# Instructions for the task:
Separate out the lines that hold "erred".

# Input data:
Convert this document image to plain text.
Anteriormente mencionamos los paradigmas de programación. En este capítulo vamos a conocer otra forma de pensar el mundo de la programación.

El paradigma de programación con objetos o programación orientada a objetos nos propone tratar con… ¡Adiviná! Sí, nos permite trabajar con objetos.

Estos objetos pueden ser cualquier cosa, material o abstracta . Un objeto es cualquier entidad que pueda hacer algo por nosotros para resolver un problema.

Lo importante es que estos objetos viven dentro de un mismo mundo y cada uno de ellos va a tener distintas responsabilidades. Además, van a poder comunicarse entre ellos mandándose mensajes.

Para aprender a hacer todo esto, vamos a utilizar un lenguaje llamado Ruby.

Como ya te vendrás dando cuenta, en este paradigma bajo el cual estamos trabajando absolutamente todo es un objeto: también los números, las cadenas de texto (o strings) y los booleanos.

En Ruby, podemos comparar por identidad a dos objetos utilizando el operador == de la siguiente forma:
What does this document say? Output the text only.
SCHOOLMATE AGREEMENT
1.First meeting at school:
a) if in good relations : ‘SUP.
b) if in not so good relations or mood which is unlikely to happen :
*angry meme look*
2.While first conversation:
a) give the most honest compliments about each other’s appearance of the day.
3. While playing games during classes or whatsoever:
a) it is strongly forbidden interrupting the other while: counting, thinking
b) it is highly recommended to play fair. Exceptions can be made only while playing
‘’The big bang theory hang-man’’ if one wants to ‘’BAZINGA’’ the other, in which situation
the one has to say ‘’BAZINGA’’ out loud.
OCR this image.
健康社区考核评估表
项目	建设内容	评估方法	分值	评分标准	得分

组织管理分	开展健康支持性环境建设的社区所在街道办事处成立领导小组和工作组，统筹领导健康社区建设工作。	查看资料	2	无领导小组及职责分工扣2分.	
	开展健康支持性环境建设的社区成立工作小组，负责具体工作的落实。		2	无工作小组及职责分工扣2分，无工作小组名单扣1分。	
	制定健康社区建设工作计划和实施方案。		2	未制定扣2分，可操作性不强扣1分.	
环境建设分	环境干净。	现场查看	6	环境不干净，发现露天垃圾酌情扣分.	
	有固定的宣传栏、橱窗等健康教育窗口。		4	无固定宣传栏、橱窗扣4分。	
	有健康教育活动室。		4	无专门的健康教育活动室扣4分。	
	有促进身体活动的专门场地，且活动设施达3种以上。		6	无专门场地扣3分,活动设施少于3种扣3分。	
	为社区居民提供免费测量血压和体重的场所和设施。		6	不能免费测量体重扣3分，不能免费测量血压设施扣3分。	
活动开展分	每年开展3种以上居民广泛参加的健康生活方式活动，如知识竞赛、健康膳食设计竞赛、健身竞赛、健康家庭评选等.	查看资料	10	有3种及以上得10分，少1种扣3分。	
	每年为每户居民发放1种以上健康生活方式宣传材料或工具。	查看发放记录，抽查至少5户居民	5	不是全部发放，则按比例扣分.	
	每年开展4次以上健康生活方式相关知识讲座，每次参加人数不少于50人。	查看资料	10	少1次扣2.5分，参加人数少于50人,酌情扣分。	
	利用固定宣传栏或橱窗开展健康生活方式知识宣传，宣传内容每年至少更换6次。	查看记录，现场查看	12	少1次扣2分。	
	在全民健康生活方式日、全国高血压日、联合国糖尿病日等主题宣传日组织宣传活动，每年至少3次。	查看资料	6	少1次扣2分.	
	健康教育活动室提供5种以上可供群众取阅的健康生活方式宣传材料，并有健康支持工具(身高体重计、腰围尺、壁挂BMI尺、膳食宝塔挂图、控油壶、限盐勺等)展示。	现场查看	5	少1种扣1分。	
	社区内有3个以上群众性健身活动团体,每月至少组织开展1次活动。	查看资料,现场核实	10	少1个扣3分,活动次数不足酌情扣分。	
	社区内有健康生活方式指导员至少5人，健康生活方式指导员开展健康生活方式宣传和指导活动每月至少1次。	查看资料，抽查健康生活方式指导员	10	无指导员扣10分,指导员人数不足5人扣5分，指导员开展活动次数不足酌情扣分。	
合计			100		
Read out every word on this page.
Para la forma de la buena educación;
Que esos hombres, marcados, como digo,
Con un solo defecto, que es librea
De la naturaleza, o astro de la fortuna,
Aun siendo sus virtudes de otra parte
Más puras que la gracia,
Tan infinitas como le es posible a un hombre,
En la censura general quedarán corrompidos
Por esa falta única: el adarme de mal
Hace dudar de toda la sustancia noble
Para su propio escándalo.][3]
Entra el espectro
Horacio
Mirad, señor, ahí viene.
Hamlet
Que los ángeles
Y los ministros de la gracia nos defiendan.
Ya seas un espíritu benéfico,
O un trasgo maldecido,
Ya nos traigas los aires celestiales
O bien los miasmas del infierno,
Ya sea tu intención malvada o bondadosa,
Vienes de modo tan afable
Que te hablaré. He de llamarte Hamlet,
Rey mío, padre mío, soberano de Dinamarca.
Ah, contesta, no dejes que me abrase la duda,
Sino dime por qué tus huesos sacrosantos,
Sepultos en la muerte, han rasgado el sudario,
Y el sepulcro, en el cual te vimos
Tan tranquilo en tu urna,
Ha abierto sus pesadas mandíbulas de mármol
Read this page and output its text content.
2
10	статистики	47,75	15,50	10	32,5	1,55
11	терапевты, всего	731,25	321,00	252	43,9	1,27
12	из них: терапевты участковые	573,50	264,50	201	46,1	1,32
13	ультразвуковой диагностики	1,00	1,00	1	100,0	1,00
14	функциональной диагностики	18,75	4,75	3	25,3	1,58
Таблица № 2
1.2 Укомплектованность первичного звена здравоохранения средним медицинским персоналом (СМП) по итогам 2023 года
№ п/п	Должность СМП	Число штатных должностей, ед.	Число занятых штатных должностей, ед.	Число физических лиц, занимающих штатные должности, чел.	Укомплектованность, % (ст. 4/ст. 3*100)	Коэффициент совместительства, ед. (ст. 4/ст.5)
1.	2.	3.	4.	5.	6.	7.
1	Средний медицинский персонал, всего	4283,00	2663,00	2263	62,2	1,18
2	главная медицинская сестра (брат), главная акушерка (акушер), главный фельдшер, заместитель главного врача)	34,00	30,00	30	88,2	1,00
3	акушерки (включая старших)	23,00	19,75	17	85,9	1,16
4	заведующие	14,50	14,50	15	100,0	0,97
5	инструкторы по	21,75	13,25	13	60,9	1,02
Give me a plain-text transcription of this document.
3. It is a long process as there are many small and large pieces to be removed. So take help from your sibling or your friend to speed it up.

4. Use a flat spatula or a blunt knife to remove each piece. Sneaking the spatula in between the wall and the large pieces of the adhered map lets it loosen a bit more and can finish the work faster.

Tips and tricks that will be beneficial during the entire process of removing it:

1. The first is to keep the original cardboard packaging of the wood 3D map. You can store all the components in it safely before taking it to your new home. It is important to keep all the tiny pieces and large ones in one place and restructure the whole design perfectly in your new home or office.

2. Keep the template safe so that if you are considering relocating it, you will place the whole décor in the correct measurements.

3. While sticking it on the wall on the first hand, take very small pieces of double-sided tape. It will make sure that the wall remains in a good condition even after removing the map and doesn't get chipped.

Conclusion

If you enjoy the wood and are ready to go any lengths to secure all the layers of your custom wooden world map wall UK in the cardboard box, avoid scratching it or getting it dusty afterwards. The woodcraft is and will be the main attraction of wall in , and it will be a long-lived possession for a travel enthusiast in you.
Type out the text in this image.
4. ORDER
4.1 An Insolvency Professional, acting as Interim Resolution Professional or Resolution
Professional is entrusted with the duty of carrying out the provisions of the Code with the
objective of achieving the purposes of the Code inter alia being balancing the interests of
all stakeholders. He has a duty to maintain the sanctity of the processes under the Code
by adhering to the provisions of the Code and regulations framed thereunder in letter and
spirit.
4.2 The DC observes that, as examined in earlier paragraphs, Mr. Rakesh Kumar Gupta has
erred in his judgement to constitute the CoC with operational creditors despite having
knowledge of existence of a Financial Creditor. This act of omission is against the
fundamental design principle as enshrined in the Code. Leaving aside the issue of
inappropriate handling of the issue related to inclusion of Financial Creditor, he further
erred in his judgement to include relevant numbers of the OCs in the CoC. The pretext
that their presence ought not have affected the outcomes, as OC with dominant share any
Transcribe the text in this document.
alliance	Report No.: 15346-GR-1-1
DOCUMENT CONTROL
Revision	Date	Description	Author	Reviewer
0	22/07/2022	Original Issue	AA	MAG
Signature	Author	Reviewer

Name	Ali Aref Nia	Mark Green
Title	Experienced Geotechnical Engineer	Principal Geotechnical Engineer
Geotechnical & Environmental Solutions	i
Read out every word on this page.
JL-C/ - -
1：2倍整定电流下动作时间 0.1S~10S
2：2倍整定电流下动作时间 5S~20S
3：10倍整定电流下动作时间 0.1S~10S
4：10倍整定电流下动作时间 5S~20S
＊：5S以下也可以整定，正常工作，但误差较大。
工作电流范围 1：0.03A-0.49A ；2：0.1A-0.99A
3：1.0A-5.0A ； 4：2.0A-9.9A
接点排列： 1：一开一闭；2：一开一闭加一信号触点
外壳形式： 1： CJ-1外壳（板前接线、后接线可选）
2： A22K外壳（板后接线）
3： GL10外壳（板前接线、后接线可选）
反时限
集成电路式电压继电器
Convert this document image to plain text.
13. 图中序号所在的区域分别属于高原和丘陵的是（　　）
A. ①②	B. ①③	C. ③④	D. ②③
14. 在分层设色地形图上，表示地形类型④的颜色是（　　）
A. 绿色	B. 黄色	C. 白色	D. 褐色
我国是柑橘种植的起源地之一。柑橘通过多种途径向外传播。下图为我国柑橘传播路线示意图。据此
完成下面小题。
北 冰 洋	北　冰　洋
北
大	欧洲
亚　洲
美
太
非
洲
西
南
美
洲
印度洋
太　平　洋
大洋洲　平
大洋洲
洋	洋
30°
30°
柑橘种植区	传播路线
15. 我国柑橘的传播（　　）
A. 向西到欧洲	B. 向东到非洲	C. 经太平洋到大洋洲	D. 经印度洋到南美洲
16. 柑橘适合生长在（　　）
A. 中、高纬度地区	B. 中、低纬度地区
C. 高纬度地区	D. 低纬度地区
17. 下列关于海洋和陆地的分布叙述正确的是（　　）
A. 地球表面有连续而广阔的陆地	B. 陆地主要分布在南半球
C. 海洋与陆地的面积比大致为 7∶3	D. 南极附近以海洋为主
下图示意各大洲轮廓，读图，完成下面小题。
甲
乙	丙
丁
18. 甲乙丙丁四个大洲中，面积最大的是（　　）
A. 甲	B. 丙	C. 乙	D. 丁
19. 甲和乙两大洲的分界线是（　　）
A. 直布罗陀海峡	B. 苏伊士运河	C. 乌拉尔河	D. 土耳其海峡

# Exercise response:
erred in his judgement to constitute the CoC with operational creditors despite having
erred in his judgement to include relevant numbers of the OCs in the CoC. The pretext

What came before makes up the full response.